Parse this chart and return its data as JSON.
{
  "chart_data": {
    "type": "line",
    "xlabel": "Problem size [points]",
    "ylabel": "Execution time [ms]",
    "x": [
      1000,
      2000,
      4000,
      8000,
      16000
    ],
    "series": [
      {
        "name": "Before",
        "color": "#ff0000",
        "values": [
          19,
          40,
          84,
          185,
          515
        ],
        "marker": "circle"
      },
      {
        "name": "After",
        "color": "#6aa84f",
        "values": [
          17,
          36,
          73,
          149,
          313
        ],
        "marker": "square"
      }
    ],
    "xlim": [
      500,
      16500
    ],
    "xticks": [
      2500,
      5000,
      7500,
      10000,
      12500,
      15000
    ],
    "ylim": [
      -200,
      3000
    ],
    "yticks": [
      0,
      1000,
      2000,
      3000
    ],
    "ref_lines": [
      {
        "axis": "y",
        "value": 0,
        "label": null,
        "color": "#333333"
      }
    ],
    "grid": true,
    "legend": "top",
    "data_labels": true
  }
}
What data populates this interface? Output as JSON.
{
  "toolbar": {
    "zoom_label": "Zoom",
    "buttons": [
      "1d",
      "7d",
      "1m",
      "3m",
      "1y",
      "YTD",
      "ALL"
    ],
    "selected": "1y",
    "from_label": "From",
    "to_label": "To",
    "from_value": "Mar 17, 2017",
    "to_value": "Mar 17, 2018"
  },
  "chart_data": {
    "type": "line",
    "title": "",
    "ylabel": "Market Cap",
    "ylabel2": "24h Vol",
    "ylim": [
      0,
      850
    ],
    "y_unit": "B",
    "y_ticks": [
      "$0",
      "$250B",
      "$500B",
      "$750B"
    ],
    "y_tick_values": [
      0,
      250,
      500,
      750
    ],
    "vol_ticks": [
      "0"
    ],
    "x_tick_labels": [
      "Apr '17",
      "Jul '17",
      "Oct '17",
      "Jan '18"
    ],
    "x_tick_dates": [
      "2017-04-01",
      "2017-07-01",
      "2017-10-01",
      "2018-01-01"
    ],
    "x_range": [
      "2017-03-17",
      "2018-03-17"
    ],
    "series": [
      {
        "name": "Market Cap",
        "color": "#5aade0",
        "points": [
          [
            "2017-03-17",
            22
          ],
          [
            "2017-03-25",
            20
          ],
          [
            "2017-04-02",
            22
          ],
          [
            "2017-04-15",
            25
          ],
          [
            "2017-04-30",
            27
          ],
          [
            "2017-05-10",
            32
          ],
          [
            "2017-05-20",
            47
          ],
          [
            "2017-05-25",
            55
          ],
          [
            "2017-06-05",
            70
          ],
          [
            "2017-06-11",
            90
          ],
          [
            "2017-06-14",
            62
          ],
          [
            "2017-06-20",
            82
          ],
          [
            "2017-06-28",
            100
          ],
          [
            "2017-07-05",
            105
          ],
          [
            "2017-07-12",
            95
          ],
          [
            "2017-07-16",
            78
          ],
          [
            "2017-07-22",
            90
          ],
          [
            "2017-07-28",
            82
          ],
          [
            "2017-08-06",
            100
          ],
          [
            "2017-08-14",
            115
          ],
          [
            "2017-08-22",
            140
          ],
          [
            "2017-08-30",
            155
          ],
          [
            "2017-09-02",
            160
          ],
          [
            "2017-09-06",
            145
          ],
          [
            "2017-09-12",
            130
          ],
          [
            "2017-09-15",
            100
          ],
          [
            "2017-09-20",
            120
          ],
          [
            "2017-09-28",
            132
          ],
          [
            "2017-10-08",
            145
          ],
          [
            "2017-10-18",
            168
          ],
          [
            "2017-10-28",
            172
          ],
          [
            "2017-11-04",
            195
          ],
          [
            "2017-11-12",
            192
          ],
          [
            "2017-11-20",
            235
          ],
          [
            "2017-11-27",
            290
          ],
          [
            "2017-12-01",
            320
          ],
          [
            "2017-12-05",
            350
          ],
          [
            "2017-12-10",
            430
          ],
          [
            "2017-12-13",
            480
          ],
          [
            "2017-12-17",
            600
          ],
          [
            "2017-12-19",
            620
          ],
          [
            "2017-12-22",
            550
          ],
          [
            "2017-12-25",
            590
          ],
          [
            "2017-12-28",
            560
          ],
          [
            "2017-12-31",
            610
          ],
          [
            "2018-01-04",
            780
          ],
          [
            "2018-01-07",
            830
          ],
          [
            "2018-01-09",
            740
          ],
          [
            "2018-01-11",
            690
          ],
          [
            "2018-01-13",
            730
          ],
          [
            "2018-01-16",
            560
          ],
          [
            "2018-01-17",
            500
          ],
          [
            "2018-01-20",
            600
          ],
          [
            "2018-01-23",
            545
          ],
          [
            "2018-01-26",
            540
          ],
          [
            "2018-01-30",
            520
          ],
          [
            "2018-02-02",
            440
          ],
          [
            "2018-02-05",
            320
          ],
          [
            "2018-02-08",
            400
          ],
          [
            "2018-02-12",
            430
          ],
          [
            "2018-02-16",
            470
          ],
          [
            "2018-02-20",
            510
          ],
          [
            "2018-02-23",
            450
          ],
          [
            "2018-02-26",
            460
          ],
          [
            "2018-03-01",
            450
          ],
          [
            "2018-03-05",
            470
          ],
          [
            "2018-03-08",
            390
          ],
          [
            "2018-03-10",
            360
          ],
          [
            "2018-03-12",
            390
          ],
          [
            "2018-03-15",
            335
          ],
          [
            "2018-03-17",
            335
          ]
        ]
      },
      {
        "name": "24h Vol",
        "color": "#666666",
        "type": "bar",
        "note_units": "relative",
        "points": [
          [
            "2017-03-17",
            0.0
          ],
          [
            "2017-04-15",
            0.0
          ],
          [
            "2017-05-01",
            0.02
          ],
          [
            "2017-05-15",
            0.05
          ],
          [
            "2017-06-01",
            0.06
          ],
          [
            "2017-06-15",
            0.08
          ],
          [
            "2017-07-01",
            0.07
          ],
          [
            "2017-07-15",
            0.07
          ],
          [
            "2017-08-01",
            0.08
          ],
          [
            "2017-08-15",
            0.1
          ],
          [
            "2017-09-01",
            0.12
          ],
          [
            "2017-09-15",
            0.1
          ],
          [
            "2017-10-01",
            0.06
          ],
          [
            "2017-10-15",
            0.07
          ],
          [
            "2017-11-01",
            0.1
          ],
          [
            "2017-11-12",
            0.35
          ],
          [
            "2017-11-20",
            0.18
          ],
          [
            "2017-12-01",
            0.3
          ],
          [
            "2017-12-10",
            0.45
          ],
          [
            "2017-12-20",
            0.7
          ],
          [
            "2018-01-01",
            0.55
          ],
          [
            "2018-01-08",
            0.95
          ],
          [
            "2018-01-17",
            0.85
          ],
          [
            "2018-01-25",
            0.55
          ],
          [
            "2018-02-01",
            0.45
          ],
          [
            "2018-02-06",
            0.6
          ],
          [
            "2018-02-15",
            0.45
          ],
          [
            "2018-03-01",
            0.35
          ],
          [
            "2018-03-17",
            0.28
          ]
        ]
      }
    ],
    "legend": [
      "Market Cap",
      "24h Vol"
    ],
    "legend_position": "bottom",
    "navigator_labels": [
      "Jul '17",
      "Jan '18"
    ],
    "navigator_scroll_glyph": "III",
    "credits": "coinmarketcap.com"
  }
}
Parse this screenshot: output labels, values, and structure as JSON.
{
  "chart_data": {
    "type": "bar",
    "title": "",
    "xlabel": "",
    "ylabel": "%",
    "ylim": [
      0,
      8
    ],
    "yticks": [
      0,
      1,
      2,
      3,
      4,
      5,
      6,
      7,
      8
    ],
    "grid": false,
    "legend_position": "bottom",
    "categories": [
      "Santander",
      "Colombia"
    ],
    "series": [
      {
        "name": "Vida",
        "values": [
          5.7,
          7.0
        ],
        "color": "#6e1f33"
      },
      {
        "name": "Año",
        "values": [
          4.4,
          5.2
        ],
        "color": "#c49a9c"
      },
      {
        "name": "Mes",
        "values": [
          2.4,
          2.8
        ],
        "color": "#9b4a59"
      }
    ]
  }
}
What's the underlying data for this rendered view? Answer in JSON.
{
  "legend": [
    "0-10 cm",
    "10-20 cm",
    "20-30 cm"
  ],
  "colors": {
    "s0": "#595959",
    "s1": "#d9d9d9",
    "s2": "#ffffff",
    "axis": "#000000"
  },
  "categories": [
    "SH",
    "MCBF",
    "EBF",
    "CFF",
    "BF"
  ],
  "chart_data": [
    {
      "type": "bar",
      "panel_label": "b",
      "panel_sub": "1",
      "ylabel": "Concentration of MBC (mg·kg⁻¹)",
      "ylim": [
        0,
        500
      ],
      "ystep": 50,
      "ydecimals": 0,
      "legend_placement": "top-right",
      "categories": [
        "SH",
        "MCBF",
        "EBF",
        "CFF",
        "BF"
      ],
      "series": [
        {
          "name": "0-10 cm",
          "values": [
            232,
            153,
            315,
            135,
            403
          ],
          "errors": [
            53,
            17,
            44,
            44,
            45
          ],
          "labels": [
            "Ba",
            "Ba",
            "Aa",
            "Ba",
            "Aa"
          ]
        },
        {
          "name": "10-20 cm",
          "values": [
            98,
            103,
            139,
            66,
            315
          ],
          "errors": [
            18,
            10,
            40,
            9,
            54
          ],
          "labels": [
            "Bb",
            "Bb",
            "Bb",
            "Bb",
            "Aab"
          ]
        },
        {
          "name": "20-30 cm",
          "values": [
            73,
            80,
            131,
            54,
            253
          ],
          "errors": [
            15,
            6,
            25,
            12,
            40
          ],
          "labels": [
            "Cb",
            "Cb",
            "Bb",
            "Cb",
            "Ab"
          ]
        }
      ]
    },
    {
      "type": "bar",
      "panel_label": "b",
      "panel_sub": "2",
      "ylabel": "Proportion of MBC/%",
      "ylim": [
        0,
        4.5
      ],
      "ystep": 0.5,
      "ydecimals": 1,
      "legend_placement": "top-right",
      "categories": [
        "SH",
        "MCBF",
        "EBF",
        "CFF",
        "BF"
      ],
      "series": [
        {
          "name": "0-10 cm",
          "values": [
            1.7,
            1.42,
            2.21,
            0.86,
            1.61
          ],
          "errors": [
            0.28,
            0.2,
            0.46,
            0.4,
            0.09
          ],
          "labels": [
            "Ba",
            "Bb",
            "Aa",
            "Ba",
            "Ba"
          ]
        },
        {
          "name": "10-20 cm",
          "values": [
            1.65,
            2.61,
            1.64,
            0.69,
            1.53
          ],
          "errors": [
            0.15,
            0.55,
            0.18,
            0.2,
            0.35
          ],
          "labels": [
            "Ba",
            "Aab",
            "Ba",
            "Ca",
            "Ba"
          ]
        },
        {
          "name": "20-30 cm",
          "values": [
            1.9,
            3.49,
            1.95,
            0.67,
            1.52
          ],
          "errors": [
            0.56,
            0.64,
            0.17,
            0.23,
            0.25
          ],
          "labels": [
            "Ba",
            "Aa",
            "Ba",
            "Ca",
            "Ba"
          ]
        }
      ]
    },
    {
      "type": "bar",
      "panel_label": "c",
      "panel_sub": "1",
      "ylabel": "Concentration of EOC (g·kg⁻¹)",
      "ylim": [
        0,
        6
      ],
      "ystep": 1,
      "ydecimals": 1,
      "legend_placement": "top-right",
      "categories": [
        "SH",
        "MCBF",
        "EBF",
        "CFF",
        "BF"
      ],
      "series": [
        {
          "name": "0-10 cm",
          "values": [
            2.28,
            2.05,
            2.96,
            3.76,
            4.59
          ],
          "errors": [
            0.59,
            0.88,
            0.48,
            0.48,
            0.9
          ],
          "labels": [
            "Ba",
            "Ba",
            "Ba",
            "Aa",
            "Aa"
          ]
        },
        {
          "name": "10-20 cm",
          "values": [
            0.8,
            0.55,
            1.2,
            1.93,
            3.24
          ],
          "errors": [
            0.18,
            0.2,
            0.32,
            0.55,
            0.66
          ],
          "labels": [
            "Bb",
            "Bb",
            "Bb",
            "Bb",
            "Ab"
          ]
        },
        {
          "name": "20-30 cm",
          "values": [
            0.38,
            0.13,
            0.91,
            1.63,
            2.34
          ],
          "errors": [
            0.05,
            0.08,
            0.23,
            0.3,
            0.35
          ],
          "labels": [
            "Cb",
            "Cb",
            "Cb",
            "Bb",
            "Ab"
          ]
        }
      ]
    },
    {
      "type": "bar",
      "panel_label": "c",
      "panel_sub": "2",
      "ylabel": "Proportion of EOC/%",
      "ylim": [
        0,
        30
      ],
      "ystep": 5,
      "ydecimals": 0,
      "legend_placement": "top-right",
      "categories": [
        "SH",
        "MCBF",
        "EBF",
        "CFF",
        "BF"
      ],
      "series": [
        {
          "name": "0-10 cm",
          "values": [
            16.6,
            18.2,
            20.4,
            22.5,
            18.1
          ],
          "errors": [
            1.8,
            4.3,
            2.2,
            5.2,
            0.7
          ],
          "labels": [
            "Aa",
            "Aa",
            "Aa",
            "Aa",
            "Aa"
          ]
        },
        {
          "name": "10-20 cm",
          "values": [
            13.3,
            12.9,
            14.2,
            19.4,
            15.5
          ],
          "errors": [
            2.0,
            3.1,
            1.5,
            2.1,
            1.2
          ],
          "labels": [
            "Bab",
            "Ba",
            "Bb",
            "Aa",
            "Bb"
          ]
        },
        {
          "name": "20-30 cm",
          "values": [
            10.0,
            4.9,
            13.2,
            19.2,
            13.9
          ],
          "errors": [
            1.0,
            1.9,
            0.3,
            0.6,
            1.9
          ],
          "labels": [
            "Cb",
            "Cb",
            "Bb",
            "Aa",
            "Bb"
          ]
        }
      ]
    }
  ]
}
- - - - - - -
Problem requirements
Find the string "Concentration" in the listing and return every line that holds it.

Solution to this task
      "ylabel": "Concentration of MBC (mg·kg⁻¹)",
      "ylabel": "Concentration of EOC (g·kg⁻¹)",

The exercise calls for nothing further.